■ **Entries shown**
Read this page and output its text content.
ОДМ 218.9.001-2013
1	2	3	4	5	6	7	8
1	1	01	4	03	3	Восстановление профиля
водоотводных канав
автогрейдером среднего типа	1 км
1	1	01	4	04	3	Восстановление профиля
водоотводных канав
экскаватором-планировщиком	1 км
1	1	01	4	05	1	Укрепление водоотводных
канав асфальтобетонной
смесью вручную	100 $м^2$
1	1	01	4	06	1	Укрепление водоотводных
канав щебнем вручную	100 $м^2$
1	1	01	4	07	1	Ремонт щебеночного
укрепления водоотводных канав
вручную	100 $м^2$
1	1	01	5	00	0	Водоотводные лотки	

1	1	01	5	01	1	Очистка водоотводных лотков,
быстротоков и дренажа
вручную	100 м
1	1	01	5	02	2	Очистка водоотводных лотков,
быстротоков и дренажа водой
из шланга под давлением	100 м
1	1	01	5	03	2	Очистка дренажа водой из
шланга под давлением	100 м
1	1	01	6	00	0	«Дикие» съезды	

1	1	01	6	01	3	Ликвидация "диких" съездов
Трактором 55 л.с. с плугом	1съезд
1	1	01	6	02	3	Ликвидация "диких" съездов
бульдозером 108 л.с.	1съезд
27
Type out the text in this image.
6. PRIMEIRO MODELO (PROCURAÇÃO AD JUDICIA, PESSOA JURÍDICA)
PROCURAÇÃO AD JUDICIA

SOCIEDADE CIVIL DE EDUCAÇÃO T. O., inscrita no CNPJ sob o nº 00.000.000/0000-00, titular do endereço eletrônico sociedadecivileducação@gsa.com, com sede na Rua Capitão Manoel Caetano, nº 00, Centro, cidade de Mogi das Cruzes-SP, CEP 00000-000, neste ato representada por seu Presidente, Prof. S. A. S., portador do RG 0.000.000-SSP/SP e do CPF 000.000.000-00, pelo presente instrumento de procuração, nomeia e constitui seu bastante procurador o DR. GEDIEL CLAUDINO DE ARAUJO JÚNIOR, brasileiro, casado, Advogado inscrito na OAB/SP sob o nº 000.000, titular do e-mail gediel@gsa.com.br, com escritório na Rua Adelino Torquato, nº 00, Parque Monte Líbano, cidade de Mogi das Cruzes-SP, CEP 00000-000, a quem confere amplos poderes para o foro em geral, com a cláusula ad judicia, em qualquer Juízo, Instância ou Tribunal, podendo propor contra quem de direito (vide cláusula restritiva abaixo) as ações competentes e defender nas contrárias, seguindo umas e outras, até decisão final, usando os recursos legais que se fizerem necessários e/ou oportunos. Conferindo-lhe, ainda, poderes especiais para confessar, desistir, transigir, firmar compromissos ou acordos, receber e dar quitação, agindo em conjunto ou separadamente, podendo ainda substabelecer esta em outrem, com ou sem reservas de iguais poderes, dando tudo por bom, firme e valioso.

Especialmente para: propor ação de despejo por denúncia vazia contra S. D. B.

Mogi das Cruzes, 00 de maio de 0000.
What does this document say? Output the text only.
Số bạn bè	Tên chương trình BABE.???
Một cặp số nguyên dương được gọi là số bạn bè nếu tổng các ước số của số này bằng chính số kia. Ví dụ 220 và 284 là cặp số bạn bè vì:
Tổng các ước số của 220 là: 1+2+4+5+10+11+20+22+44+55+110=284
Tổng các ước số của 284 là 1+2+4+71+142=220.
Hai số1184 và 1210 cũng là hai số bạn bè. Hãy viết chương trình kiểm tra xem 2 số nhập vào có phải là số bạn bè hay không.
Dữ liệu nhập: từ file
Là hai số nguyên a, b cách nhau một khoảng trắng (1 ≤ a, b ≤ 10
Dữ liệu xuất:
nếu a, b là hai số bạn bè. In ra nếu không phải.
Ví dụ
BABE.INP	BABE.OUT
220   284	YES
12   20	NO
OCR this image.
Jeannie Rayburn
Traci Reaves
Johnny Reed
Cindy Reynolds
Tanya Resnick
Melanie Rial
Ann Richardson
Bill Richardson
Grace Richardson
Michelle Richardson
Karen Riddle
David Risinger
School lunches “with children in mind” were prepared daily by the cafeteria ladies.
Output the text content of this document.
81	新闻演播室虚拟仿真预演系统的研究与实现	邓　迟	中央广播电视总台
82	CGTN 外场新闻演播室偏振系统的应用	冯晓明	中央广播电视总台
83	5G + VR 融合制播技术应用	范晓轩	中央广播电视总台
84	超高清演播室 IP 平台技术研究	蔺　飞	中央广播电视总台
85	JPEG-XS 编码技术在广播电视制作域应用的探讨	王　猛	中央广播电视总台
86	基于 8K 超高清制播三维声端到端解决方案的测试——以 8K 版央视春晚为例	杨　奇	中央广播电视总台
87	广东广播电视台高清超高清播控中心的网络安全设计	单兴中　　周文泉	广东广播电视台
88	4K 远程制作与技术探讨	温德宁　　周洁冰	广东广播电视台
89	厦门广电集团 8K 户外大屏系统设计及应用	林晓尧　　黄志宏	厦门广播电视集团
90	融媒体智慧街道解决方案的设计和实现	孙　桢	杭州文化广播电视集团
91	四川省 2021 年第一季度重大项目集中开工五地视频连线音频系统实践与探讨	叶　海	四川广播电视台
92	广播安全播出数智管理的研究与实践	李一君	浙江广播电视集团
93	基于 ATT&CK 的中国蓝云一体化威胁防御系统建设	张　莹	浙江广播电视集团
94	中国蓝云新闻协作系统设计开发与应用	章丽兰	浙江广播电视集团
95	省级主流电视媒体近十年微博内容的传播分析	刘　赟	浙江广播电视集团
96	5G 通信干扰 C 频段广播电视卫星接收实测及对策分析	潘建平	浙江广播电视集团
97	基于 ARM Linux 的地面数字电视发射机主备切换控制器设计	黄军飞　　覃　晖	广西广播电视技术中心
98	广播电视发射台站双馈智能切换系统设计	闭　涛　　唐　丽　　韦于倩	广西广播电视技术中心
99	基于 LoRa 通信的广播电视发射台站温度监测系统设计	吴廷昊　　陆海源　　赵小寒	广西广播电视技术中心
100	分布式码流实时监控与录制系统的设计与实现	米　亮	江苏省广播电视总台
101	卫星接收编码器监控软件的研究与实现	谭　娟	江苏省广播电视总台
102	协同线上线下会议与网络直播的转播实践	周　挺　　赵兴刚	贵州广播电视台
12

■ **Description of the task**
Repeat the lines above exactly.

■ **Written reply**
Read this page and output its text content.
ОДМ 218.9.001-2013
1	2	3	4	5	6	7	8
1	1	01	4	03	3	Восстановление профиля
водоотводных канав
автогрейдером среднего типа	1 км
1	1	01	4	04	3	Восстановление профиля
водоотводных канав
экскаватором-планировщиком	1 км
1	1	01	4	05	1	Укрепление водоотводных
канав асфальтобетонной
смесью вручную	100 $м^2$
1	1	01	4	06	1	Укрепление водоотводных
канав щебнем вручную	100 $м^2$
1	1	01	4	07	1	Ремонт щебеночного
укрепления водоотводных канав
вручную	100 $м^2$
1	1	01	5	00	0	Водоотводные лотки	

1	1	01	5	01	1	Очистка водоотводных лотков,
быстротоков и дренажа
вручную	100 м
1	1	01	5	02	2	Очистка водоотводных лотков,
быстротоков и дренажа водой
из шланга под давлением	100 м
1	1	01	5	03	2	Очистка дренажа водой из
шланга под давлением	100 м
1	1	01	6	00	0	«Дикие» съезды	

1	1	01	6	01	3	Ликвидация "диких" съездов
Трактором 55 л.с. с плугом	1съезд
1	1	01	6	02	3	Ликвидация "диких" съездов
бульдозером 108 л.с.	1съезд
27
Type out the text in this image.
6. PRIMEIRO MODELO (PROCURAÇÃO AD JUDICIA, PESSOA JURÍDICA)
PROCURAÇÃO AD JUDICIA

SOCIEDADE CIVIL DE EDUCAÇÃO T. O., inscrita no CNPJ sob o nº 00.000.000/0000-00, titular do endereço eletrônico sociedadecivileducação@gsa.com, com sede na Rua Capitão Manoel Caetano, nº 00, Centro, cidade de Mogi das Cruzes-SP, CEP 00000-000, neste ato representada por seu Presidente, Prof. S. A. S., portador do RG 0.000.000-SSP/SP e do CPF 000.000.000-00, pelo presente instrumento de procuração, nomeia e constitui seu bastante procurador o DR. GEDIEL CLAUDINO DE ARAUJO JÚNIOR, brasileiro, casado, Advogado inscrito na OAB/SP sob o nº 000.000, titular do e-mail gediel@gsa.com.br, com escritório na Rua Adelino Torquato, nº 00, Parque Monte Líbano, cidade de Mogi das Cruzes-SP, CEP 00000-000, a quem confere amplos poderes para o foro em geral, com a cláusula ad judicia, em qualquer Juízo, Instância ou Tribunal, podendo propor contra quem de direito (vide cláusula restritiva abaixo) as ações competentes e defender nas contrárias, seguindo umas e outras, até decisão final, usando os recursos legais que se fizerem necessários e/ou oportunos. Conferindo-lhe, ainda, poderes especiais para confessar, desistir, transigir, firmar compromissos ou acordos, receber e dar quitação, agindo em conjunto ou separadamente, podendo ainda substabelecer esta em outrem, com ou sem reservas de iguais poderes, dando tudo por bom, firme e valioso.

Especialmente para: propor ação de despejo por denúncia vazia contra S. D. B.

Mogi das Cruzes, 00 de maio de 0000.
What does this document say? Output the text only.
Số bạn bè	Tên chương trình BABE.???
Một cặp số nguyên dương được gọi là số bạn bè nếu tổng các ước số của số này bằng chính số kia. Ví dụ 220 và 284 là cặp số bạn bè vì:
Tổng các ước số của 220 là: 1+2+4+5+10+11+20+22+44+55+110=284
Tổng các ước số của 284 là 1+2+4+71+142=220.
Hai số1184 và 1210 cũng là hai số bạn bè. Hãy viết chương trình kiểm tra xem 2 số nhập vào có phải là số bạn bè hay không.
Dữ liệu nhập: từ file
Là hai số nguyên a, b cách nhau một khoảng trắng (1 ≤ a, b ≤ 10
Dữ liệu xuất:
nếu a, b là hai số bạn bè. In ra nếu không phải.
Ví dụ
BABE.INP	BABE.OUT
220   284	YES
12   20	NO
OCR this image.
Jeannie Rayburn
Traci Reaves
Johnny Reed
Cindy Reynolds
Tanya Resnick
Melanie Rial
Ann Richardson
Bill Richardson
Grace Richardson
Michelle Richardson
Karen Riddle
David Risinger
School lunches “with children in mind” were prepared daily by the cafeteria ladies.
Output the text content of this document.
81	新闻演播室虚拟仿真预演系统的研究与实现	邓　迟	中央广播电视总台
82	CGTN 外场新闻演播室偏振系统的应用	冯晓明	中央广播电视总台
83	5G + VR 融合制播技术应用	范晓轩	中央广播电视总台
84	超高清演播室 IP 平台技术研究	蔺　飞	中央广播电视总台
85	JPEG-XS 编码技术在广播电视制作域应用的探讨	王　猛	中央广播电视总台
86	基于 8K 超高清制播三维声端到端解决方案的测试——以 8K 版央视春晚为例	杨　奇	中央广播电视总台
87	广东广播电视台高清超高清播控中心的网络安全设计	单兴中　　周文泉	广东广播电视台
88	4K 远程制作与技术探讨	温德宁　　周洁冰	广东广播电视台
89	厦门广电集团 8K 户外大屏系统设计及应用	林晓尧　　黄志宏	厦门广播电视集团
90	融媒体智慧街道解决方案的设计和实现	孙　桢	杭州文化广播电视集团
91	四川省 2021 年第一季度重大项目集中开工五地视频连线音频系统实践与探讨	叶　海	四川广播电视台
92	广播安全播出数智管理的研究与实践	李一君	浙江广播电视集团
93	基于 ATT&CK 的中国蓝云一体化威胁防御系统建设	张　莹	浙江广播电视集团
94	中国蓝云新闻协作系统设计开发与应用	章丽兰	浙江广播电视集团
95	省级主流电视媒体近十年微博内容的传播分析	刘　赟	浙江广播电视集团
96	5G 通信干扰 C 频段广播电视卫星接收实测及对策分析	潘建平	浙江广播电视集团
97	基于 ARM Linux 的地面数字电视发射机主备切换控制器设计	黄军飞　　覃　晖	广西广播电视技术中心
98	广播电视发射台站双馈智能切换系统设计	闭　涛　　唐　丽　　韦于倩	广西广播电视技术中心
99	基于 LoRa 通信的广播电视发射台站温度监测系统设计	吴廷昊　　陆海源　　赵小寒	广西广播电视技术中心
100	分布式码流实时监控与录制系统的设计与实现	米　亮	江苏省广播电视总台
101	卫星接收编码器监控软件的研究与实现	谭　娟	江苏省广播电视总台
102	协同线上线下会议与网络直播的转播实践	周　挺　　赵兴刚	贵州广播电视台
12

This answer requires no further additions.